_Record extracts:_
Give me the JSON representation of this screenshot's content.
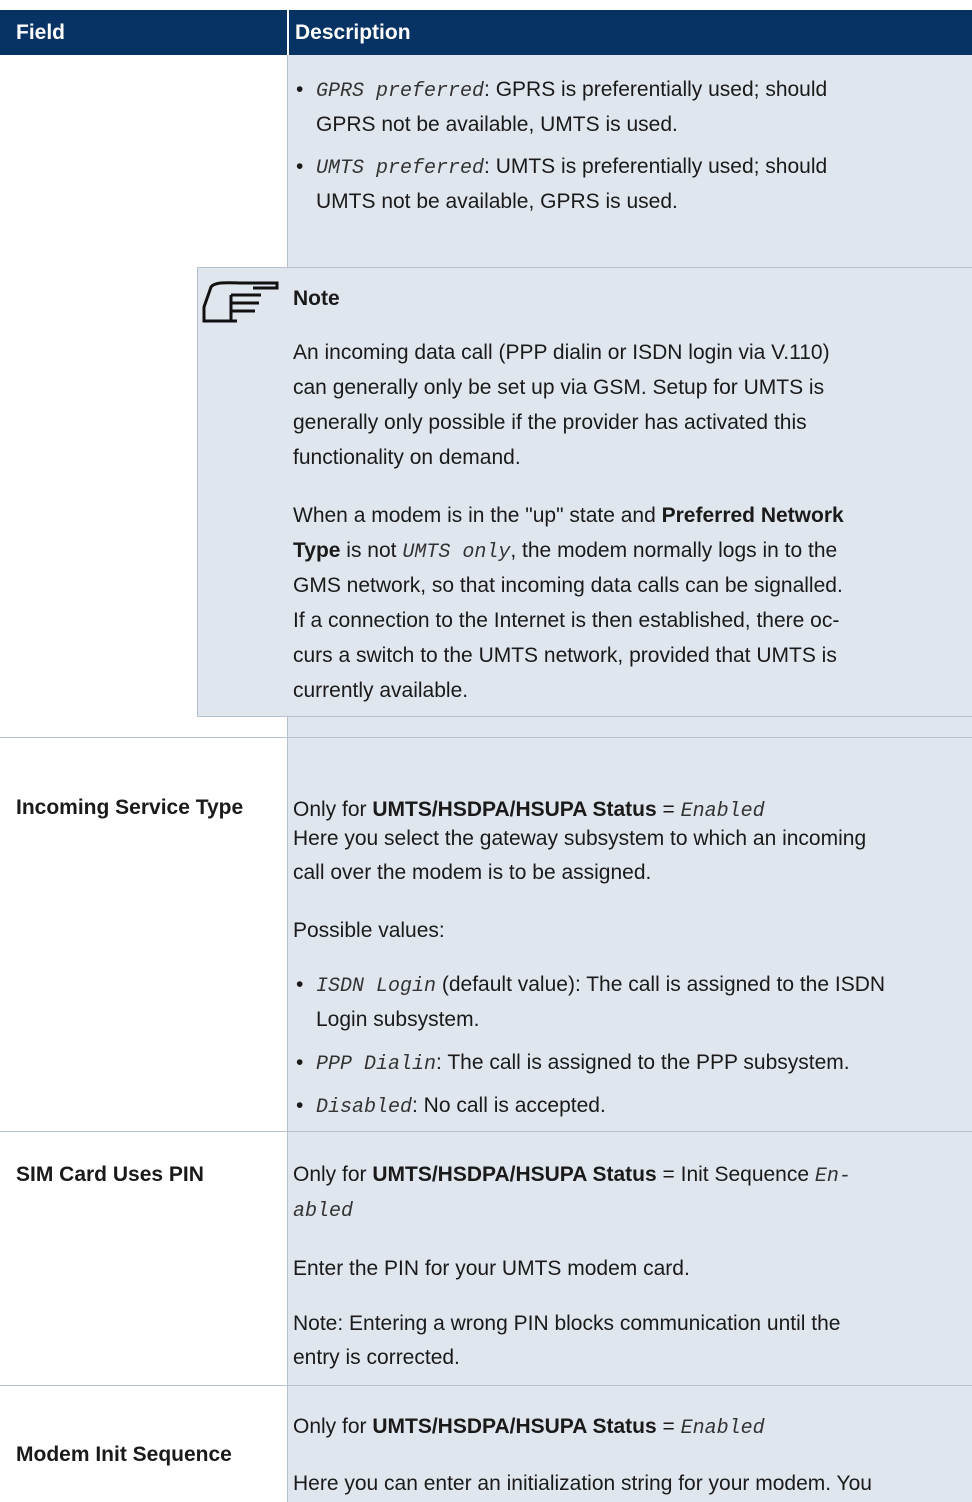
{
  "header": {
    "field": "Field",
    "description": "Description"
  },
  "preferred_network": {
    "bullets": [
      {
        "value": "GPRS preferred",
        "text": ": GPRS is preferentially used; should",
        "text2": "GPRS not be available, UMTS is used."
      },
      {
        "value": "UMTS preferred",
        "text": ": UMTS is preferentially used; should",
        "text2": "UMTS not be available, GPRS is used."
      }
    ]
  },
  "note": {
    "icon": "pointing-hand-icon",
    "title": "Note",
    "p1": [
      "An incoming data call (PPP dialin or ISDN login via V.110)",
      "can generally only be set up via GSM. Setup for UMTS is",
      "generally only possible if the provider has activated this",
      "functionality on demand."
    ],
    "p2_a": "When a modem is in the \"up\" state and ",
    "p2_bold1": "Preferred Network",
    "p2_bold2": "Type",
    "p2_b": " is not ",
    "p2_value": "UMTS only",
    "p2_c": ", the modem normally logs in to the",
    "p2_lines": [
      "GMS network, so that incoming data calls can be signalled.",
      "If a connection to the Internet is then established, there oc-",
      "curs a switch to the UMTS network, provided that UMTS is",
      "currently available."
    ]
  },
  "rows": {
    "incoming": {
      "field": "Incoming Service Type",
      "only_for": "Only for ",
      "status_label": "UMTS/HSDPA/HSUPA Status",
      "eq": " = ",
      "status_value": "Enabled",
      "desc1": "Here you select the gateway subsystem to which an incoming",
      "desc2": "call over the modem is to be assigned.",
      "possible": "Possible values:",
      "b1_value": "ISDN Login",
      "b1_text": " (default value): The call is assigned to the ISDN",
      "b1_text2": "Login subsystem.",
      "b2_value": "PPP Dialin",
      "b2_text": ": The call is assigned to the PPP subsystem.",
      "b3_value": "Disabled",
      "b3_text": ": No call is accepted."
    },
    "sim": {
      "field": "SIM Card Uses PIN",
      "only_for": "Only for ",
      "status_label": "UMTS/HSDPA/HSUPA Status",
      "eq": " = Init Sequence ",
      "status_value1": "En-",
      "status_value2": "abled",
      "desc1": "Enter the PIN for your UMTS modem card.",
      "note1": "Note: Entering a wrong PIN blocks communication until the",
      "note2": "entry is corrected."
    },
    "modem": {
      "field": "Modem Init Sequence",
      "only_for": "Only for ",
      "status_label": "UMTS/HSDPA/HSUPA Status",
      "eq": " = ",
      "status_value": "Enabled",
      "desc1": "Here you can enter an initialization string for your modem. You"
    }
  }
}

_Task statement:_
Without the pictures, print the whole listing exactly as given.

_Exercise answer:_
Give me the JSON representation of this screenshot's content.
{
  "header": {
    "field": "Field",
    "description": "Description"
  },
  "preferred_network": {
    "bullets": [
      {
        "value": "GPRS preferred",
        "text": ": GPRS is preferentially used; should",
        "text2": "GPRS not be available, UMTS is used."
      },
      {
        "value": "UMTS preferred",
        "text": ": UMTS is preferentially used; should",
        "text2": "UMTS not be available, GPRS is used."
      }
    ]
  },
  "note": {
    "icon": "pointing-hand-icon",
    "title": "Note",
    "p1": [
      "An incoming data call (PPP dialin or ISDN login via V.110)",
      "can generally only be set up via GSM. Setup for UMTS is",
      "generally only possible if the provider has activated this",
      "functionality on demand."
    ],
    "p2_a": "When a modem is in the \"up\" state and ",
    "p2_bold1": "Preferred Network",
    "p2_bold2": "Type",
    "p2_b": " is not ",
    "p2_value": "UMTS only",
    "p2_c": ", the modem normally logs in to the",
    "p2_lines": [
      "GMS network, so that incoming data calls can be signalled.",
      "If a connection to the Internet is then established, there oc-",
      "curs a switch to the UMTS network, provided that UMTS is",
      "currently available."
    ]
  },
  "rows": {
    "incoming": {
      "field": "Incoming Service Type",
      "only_for": "Only for ",
      "status_label": "UMTS/HSDPA/HSUPA Status",
      "eq": " = ",
      "status_value": "Enabled",
      "desc1": "Here you select the gateway subsystem to which an incoming",
      "desc2": "call over the modem is to be assigned.",
      "possible": "Possible values:",
      "b1_value": "ISDN Login",
      "b1_text": " (default value): The call is assigned to the ISDN",
      "b1_text2": "Login subsystem.",
      "b2_value": "PPP Dialin",
      "b2_text": ": The call is assigned to the PPP subsystem.",
      "b3_value": "Disabled",
      "b3_text": ": No call is accepted."
    },
    "sim": {
      "field": "SIM Card Uses PIN",
      "only_for": "Only for ",
      "status_label": "UMTS/HSDPA/HSUPA Status",
      "eq": " = Init Sequence ",
      "status_value1": "En-",
      "status_value2": "abled",
      "desc1": "Enter the PIN for your UMTS modem card.",
      "note1": "Note: Entering a wrong PIN blocks communication until the",
      "note2": "entry is corrected."
    },
    "modem": {
      "field": "Modem Init Sequence",
      "only_for": "Only for ",
      "status_label": "UMTS/HSDPA/HSUPA Status",
      "eq": " = ",
      "status_value": "Enabled",
      "desc1": "Here you can enter an initialization string for your modem. You"
    }
  }
}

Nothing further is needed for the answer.